* _GOAL_
Every record should be copied exactly, except that pictures are to be omitted.

═════ EXERCISE DATA

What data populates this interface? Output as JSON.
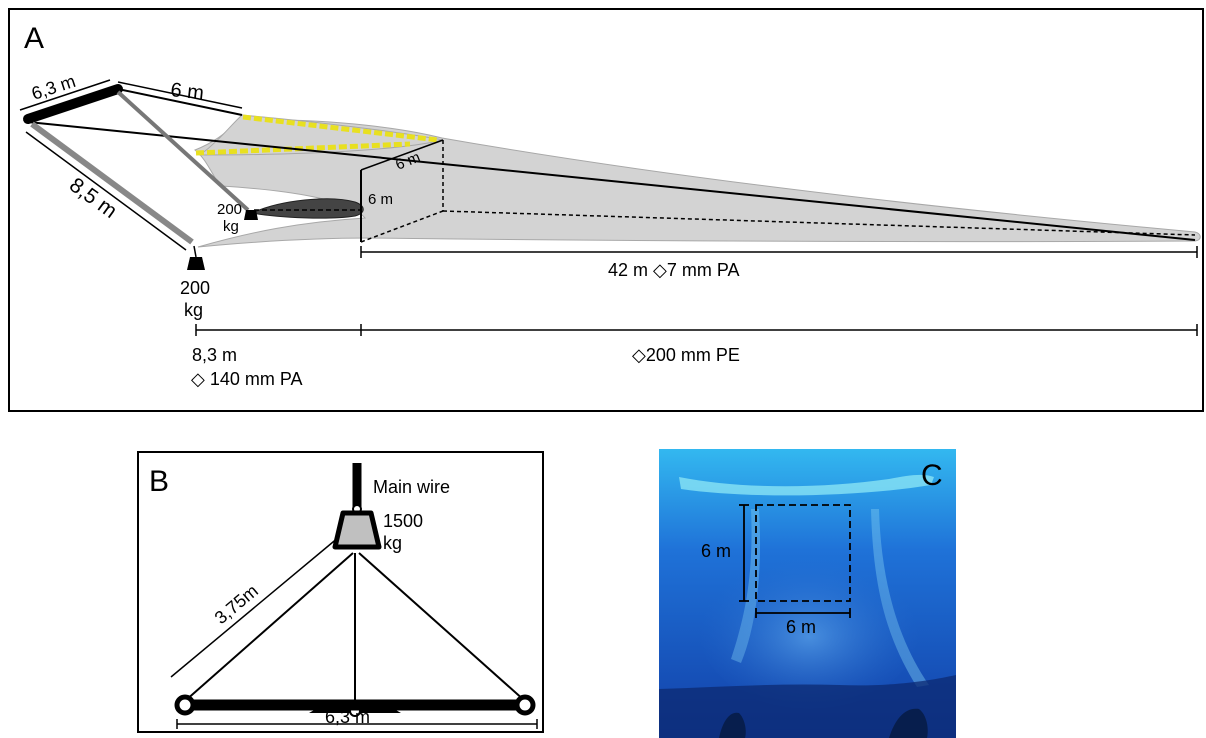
{
  "panel_a": {
    "letter": "A",
    "label_bar_length": "6,3 m",
    "label_upper_rope": "6 m",
    "label_side_rope": "8,5 m",
    "label_mouth_width": "6 m",
    "label_mouth_height": "6 m",
    "label_small_weight_value": "200",
    "label_small_weight_unit": "kg",
    "label_big_weight_value": "200",
    "label_big_weight_unit": "kg",
    "label_body": "42 m ◇7 mm PA",
    "label_front_length": "8,3 m",
    "label_front_mesh": "◇ 140 mm PA",
    "label_rear_mesh": "◇200 mm PE",
    "colors": {
      "net_fill": "#d3d3d3",
      "float_line": "#e8e020",
      "kite": "#444444"
    }
  },
  "panel_b": {
    "letter": "B",
    "label_wire": "Main wire",
    "label_weight_value": "1500",
    "label_weight_unit": "kg",
    "label_bridle": "3,75m",
    "label_bar": "6,3 m",
    "colors": {
      "weight_fill": "#c0c0c0"
    }
  },
  "panel_c": {
    "letter": "C",
    "label_height": "6 m",
    "label_width": "6 m",
    "colors": {
      "water_top": "#33b8f0",
      "water_mid": "#1f72d8",
      "water_deep": "#1240a8"
    }
  }
}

══════════

* _RESPONSE TO THE TASK_
What data populates this interface? Output as JSON.
{
  "panel_a": {
    "letter": "A",
    "label_bar_length": "6,3 m",
    "label_upper_rope": "6 m",
    "label_side_rope": "8,5 m",
    "label_mouth_width": "6 m",
    "label_mouth_height": "6 m",
    "label_small_weight_value": "200",
    "label_small_weight_unit": "kg",
    "label_big_weight_value": "200",
    "label_big_weight_unit": "kg",
    "label_body": "42 m ◇7 mm PA",
    "label_front_length": "8,3 m",
    "label_front_mesh": "◇ 140 mm PA",
    "label_rear_mesh": "◇200 mm PE",
    "colors": {
      "net_fill": "#d3d3d3",
      "float_line": "#e8e020",
      "kite": "#444444"
    }
  },
  "panel_b": {
    "letter": "B",
    "label_wire": "Main wire",
    "label_weight_value": "1500",
    "label_weight_unit": "kg",
    "label_bridle": "3,75m",
    "label_bar": "6,3 m",
    "colors": {
      "weight_fill": "#c0c0c0"
    }
  },
  "panel_c": {
    "letter": "C",
    "label_height": "6 m",
    "label_width": "6 m",
    "colors": {
      "water_top": "#33b8f0",
      "water_mid": "#1f72d8",
      "water_deep": "#1240a8"
    }
  }
}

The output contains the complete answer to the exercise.